(Task requirements)
Please restate the following records word for word.

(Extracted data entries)
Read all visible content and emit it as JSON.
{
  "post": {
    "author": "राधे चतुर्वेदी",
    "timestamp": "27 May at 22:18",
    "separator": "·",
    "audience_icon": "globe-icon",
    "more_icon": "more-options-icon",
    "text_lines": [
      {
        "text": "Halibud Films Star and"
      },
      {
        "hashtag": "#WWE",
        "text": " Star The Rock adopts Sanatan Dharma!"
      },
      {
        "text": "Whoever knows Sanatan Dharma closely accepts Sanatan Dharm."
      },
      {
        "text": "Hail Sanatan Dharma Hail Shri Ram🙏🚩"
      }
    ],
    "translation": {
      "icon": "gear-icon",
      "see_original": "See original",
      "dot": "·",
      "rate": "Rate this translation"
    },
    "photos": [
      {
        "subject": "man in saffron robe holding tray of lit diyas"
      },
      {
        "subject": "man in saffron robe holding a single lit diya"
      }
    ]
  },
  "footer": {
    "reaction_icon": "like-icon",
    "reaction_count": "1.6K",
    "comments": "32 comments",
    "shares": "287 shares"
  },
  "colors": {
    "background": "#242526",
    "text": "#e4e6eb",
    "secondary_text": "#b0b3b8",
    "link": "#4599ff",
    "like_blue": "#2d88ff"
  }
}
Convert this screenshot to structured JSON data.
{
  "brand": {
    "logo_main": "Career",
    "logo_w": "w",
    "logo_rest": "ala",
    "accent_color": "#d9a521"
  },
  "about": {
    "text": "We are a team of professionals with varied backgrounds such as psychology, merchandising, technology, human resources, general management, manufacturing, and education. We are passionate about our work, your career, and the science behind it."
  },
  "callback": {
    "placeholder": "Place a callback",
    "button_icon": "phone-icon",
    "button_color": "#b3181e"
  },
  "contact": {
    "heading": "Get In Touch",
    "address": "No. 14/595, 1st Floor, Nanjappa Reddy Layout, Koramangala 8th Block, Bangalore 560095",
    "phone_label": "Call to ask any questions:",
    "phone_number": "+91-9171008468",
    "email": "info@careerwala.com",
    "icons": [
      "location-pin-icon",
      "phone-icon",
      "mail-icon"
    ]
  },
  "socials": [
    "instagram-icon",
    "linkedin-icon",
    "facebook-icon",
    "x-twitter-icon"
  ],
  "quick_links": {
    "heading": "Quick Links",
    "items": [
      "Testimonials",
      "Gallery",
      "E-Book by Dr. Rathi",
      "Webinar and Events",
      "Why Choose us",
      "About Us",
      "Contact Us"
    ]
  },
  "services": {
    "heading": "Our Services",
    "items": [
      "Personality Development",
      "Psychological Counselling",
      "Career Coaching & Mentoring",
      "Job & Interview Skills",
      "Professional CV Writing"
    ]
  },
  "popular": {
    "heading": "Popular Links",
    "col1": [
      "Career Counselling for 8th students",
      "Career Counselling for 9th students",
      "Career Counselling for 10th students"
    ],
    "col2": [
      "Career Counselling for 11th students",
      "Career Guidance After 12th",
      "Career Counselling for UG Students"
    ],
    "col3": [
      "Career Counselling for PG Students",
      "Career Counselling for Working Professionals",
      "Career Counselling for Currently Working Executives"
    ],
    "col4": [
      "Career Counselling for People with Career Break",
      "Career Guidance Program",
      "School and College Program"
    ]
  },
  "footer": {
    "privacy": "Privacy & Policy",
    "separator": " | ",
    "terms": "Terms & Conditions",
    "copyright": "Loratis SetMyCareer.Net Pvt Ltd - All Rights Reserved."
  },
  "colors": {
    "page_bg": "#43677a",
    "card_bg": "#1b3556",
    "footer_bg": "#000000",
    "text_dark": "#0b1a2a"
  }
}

(Solution for this problem)
Read all visible content and emit it as JSON.
{
  "post": {
    "author": "राधे चतुर्वेदी",
    "timestamp": "27 May at 22:18",
    "separator": "·",
    "audience_icon": "globe-icon",
    "more_icon": "more-options-icon",
    "text_lines": [
      {
        "text": "Halibud Films Star and"
      },
      {
        "hashtag": "#WWE",
        "text": " Star The Rock adopts Sanatan Dharma!"
      },
      {
        "text": "Whoever knows Sanatan Dharma closely accepts Sanatan Dharm."
      },
      {
        "text": "Hail Sanatan Dharma Hail Shri Ram🙏🚩"
      }
    ],
    "translation": {
      "icon": "gear-icon",
      "see_original": "See original",
      "dot": "·",
      "rate": "Rate this translation"
    },
    "photos": [
      {
        "subject": "man in saffron robe holding tray of lit diyas"
      },
      {
        "subject": "man in saffron robe holding a single lit diya"
      }
    ]
  },
  "footer": {
    "reaction_icon": "like-icon",
    "reaction_count": "1.6K",
    "comments": "32 comments",
    "shares": "287 shares"
  },
  "colors": {
    "background": "#242526",
    "text": "#e4e6eb",
    "secondary_text": "#b0b3b8",
    "link": "#4599ff",
    "like_blue": "#2d88ff"
  }
}
Convert this screenshot to structured JSON data.
{
  "brand": {
    "logo_main": "Career",
    "logo_w": "w",
    "logo_rest": "ala",
    "accent_color": "#d9a521"
  },
  "about": {
    "text": "We are a team of professionals with varied backgrounds such as psychology, merchandising, technology, human resources, general management, manufacturing, and education. We are passionate about our work, your career, and the science behind it."
  },
  "callback": {
    "placeholder": "Place a callback",
    "button_icon": "phone-icon",
    "button_color": "#b3181e"
  },
  "contact": {
    "heading": "Get In Touch",
    "address": "No. 14/595, 1st Floor, Nanjappa Reddy Layout, Koramangala 8th Block, Bangalore 560095",
    "phone_label": "Call to ask any questions:",
    "phone_number": "+91-9171008468",
    "email": "info@careerwala.com",
    "icons": [
      "location-pin-icon",
      "phone-icon",
      "mail-icon"
    ]
  },
  "socials": [
    "instagram-icon",
    "linkedin-icon",
    "facebook-icon",
    "x-twitter-icon"
  ],
  "quick_links": {
    "heading": "Quick Links",
    "items": [
      "Testimonials",
      "Gallery",
      "E-Book by Dr. Rathi",
      "Webinar and Events",
      "Why Choose us",
      "About Us",
      "Contact Us"
    ]
  },
  "services": {
    "heading": "Our Services",
    "items": [
      "Personality Development",
      "Psychological Counselling",
      "Career Coaching & Mentoring",
      "Job & Interview Skills",
      "Professional CV Writing"
    ]
  },
  "popular": {
    "heading": "Popular Links",
    "col1": [
      "Career Counselling for 8th students",
      "Career Counselling for 9th students",
      "Career Counselling for 10th students"
    ],
    "col2": [
      "Career Counselling for 11th students",
      "Career Guidance After 12th",
      "Career Counselling for UG Students"
    ],
    "col3": [
      "Career Counselling for PG Students",
      "Career Counselling for Working Professionals",
      "Career Counselling for Currently Working Executives"
    ],
    "col4": [
      "Career Counselling for People with Career Break",
      "Career Guidance Program",
      "School and College Program"
    ]
  },
  "footer": {
    "privacy": "Privacy & Policy",
    "separator": " | ",
    "terms": "Terms & Conditions",
    "copyright": "Loratis SetMyCareer.Net Pvt Ltd - All Rights Reserved."
  },
  "colors": {
    "page_bg": "#43677a",
    "card_bg": "#1b3556",
    "footer_bg": "#000000",
    "text_dark": "#0b1a2a"
  }
}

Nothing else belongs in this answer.